**Work to be completed:**
Search the data for the word "Control" and copy every line where it occurs.

|---|

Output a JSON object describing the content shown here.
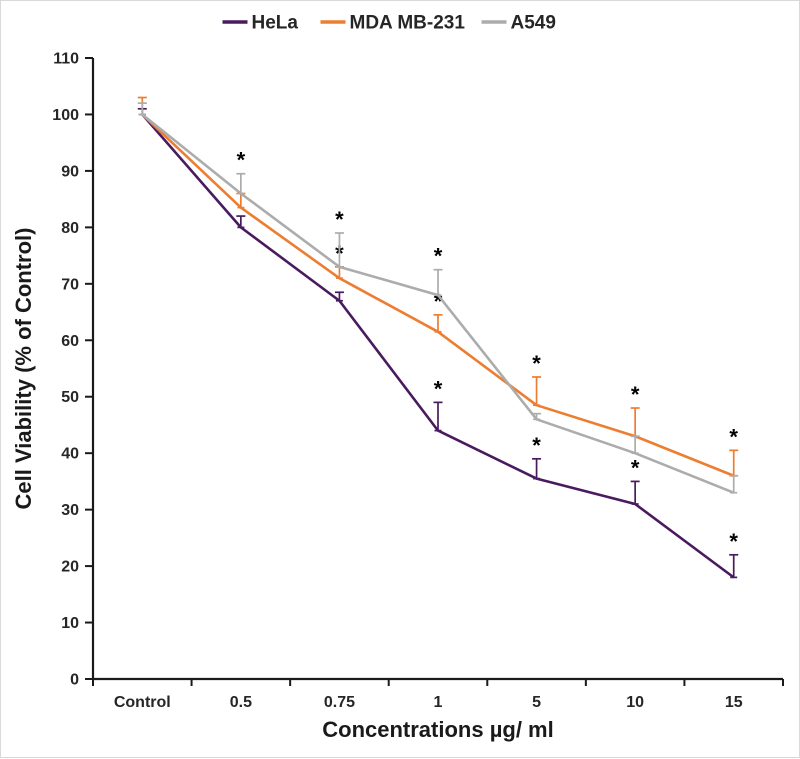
{
  "chart_data": {
    "type": "line",
    "title": "",
    "xlabel": "Concentrations µg/ ml",
    "ylabel": "Cell  Viability (% of Control)",
    "categories": [
      "Control",
      "0.5",
      "0.75",
      "1",
      "5",
      "10",
      "15"
    ],
    "yticks": [
      0,
      10,
      20,
      30,
      40,
      50,
      60,
      70,
      80,
      90,
      100,
      110
    ],
    "ylim": [
      0,
      110
    ],
    "grid": false,
    "legend_position": "top-center",
    "annotation_symbol": "*",
    "axis_color": "#1a1a1a",
    "text_color": "#262626",
    "series": [
      {
        "name": "HeLa",
        "color": "#4a1a5e",
        "values": [
          100,
          80,
          67,
          44,
          35.5,
          31,
          18
        ],
        "err_up": [
          1,
          2,
          1.5,
          5,
          3.5,
          4,
          4
        ],
        "asterisk_indices": [
          3,
          4,
          5,
          6
        ]
      },
      {
        "name": "MDA MB-231",
        "color": "#ED7D31",
        "values": [
          100,
          83.5,
          71,
          61.5,
          48.5,
          43,
          36
        ],
        "err_up": [
          3,
          2.5,
          2,
          3,
          5,
          5,
          4.5
        ],
        "asterisk_indices": [
          2,
          3,
          4,
          5,
          6
        ]
      },
      {
        "name": "A549",
        "color": "#ACACAC",
        "values": [
          100,
          86,
          73,
          68,
          46,
          40,
          33
        ],
        "err_up": [
          2,
          3.5,
          6,
          4.5,
          1,
          3,
          3
        ],
        "asterisk_indices": [
          1,
          2,
          3
        ]
      }
    ]
  }
}
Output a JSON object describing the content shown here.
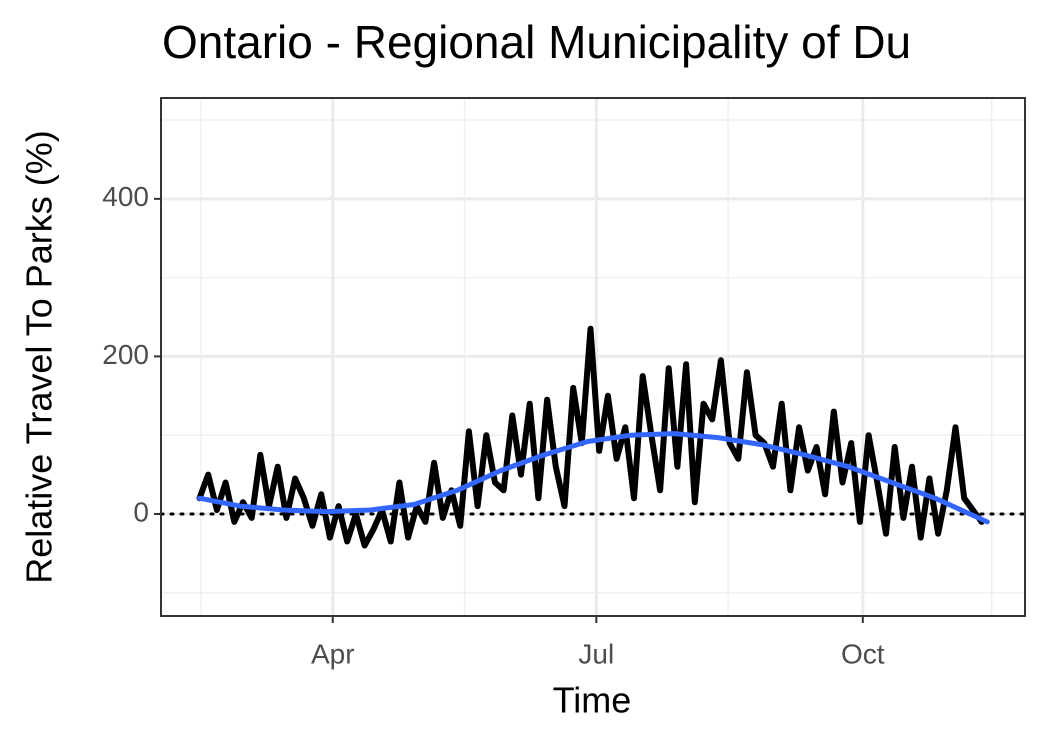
{
  "chart_data": {
    "type": "line",
    "title": "Ontario - Regional Municipality of Du",
    "xlabel": "Time",
    "ylabel": "Relative Travel To Parks (%)",
    "xlim": [
      32.7,
      331
    ],
    "xticks": [
      {
        "value": 92,
        "label": "Apr"
      },
      {
        "value": 183,
        "label": "Jul"
      },
      {
        "value": 275,
        "label": "Oct"
      }
    ],
    "ylim": [
      -129.5,
      528
    ],
    "yticks": [
      0,
      200,
      400
    ],
    "grid": true,
    "hline": 0,
    "series": [
      {
        "color": "#000000",
        "x": [
          46,
          49,
          52,
          55,
          58,
          61,
          64,
          67,
          70,
          73,
          76,
          79,
          82,
          85,
          88,
          91,
          94,
          97,
          100,
          103,
          106,
          109,
          112,
          115,
          118,
          121,
          124,
          127,
          130,
          133,
          136,
          139,
          142,
          145,
          148,
          151,
          154,
          157,
          160,
          163,
          166,
          169,
          172,
          175,
          178,
          181,
          184,
          187,
          190,
          193,
          196,
          199,
          202,
          205,
          208,
          211,
          214,
          217,
          220,
          223,
          226,
          229,
          232,
          235,
          238,
          241,
          244,
          247,
          250,
          253,
          256,
          259,
          262,
          265,
          268,
          271,
          274,
          277,
          280,
          283,
          286,
          289,
          292,
          295,
          298,
          301,
          304,
          307,
          310,
          313,
          316
        ],
        "values": [
          20,
          50,
          5,
          40,
          -10,
          15,
          -5,
          75,
          10,
          60,
          -5,
          45,
          20,
          -15,
          25,
          -30,
          10,
          -35,
          0,
          -40,
          -20,
          5,
          -35,
          40,
          -30,
          10,
          -10,
          65,
          -5,
          30,
          -15,
          105,
          10,
          100,
          40,
          30,
          125,
          50,
          140,
          20,
          145,
          60,
          10,
          160,
          90,
          235,
          80,
          150,
          70,
          110,
          20,
          175,
          100,
          30,
          185,
          60,
          190,
          15,
          140,
          120,
          195,
          90,
          70,
          180,
          100,
          90,
          60,
          140,
          30,
          110,
          55,
          85,
          25,
          130,
          40,
          90,
          -10,
          100,
          40,
          -25,
          85,
          -5,
          60,
          -30,
          45,
          -25,
          30,
          110,
          20,
          5,
          -10
        ]
      },
      {
        "color": "#3366ff",
        "x": [
          46,
          60,
          75,
          90,
          105,
          120,
          135,
          150,
          165,
          180,
          195,
          210,
          225,
          240,
          255,
          270,
          285,
          300,
          318
        ],
        "values": [
          20,
          10,
          5,
          3,
          5,
          12,
          30,
          55,
          75,
          92,
          100,
          102,
          97,
          88,
          75,
          60,
          40,
          20,
          -10
        ]
      }
    ]
  }
}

|---|

**Response for this exercise:**
    "ylabel": "Cell  Viability (% of Control)",
      "Control",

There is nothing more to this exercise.